## Information shown
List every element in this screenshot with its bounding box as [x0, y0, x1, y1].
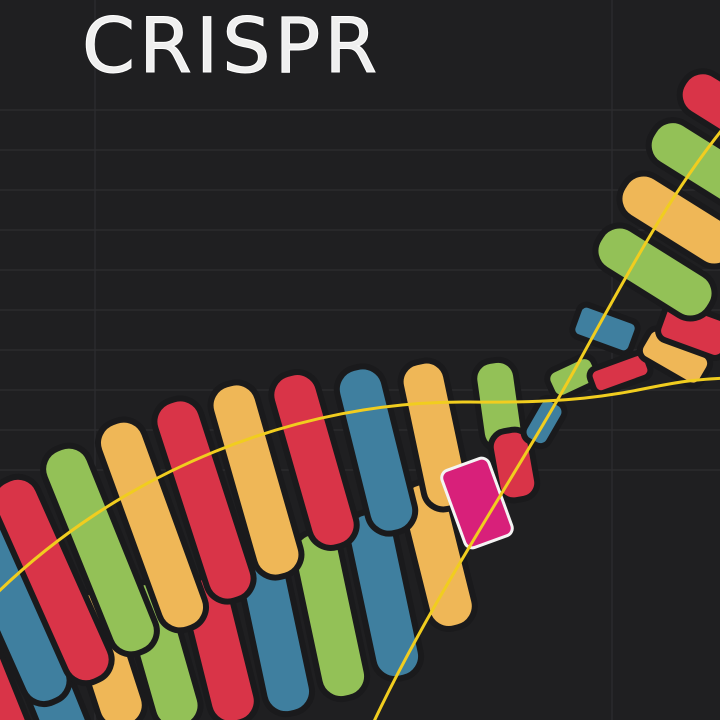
helix-crossing	[520, 299, 720, 450]
sugar-phosphate-backbone	[0, 129, 720, 720]
crispr-title: CRISPR	[81, 1, 382, 90]
upper-right-strand	[592, 68, 720, 322]
upper-base-strand	[0, 356, 541, 708]
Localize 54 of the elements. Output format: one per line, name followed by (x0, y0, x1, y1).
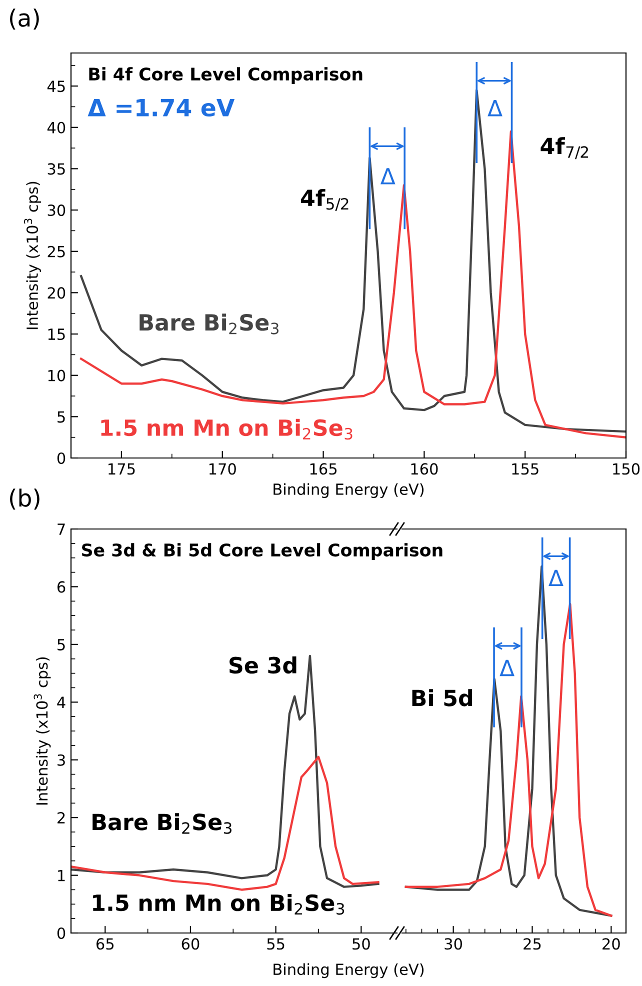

## Given task
Rewrite every line of the listing above as a JSON list of strings, one string per line, leaving out blank lines and the pictures.

## Finished task
[
  "List every element in this screenshot with its bounding box as [x0, y0, x1, y1].",
  "helix-crossing\t[520, 299, 720, 450]",
  "sugar-phosphate-backbone\t[0, 129, 720, 720]",
  "crispr-title: CRISPR\t[81, 1, 382, 90]",
  "upper-right-strand\t[592, 68, 720, 322]",
  "upper-base-strand\t[0, 356, 541, 708]",
  "Localize 54 of the elements. Output format: one per line, name followed by (x0, y0, x1, y1)."
]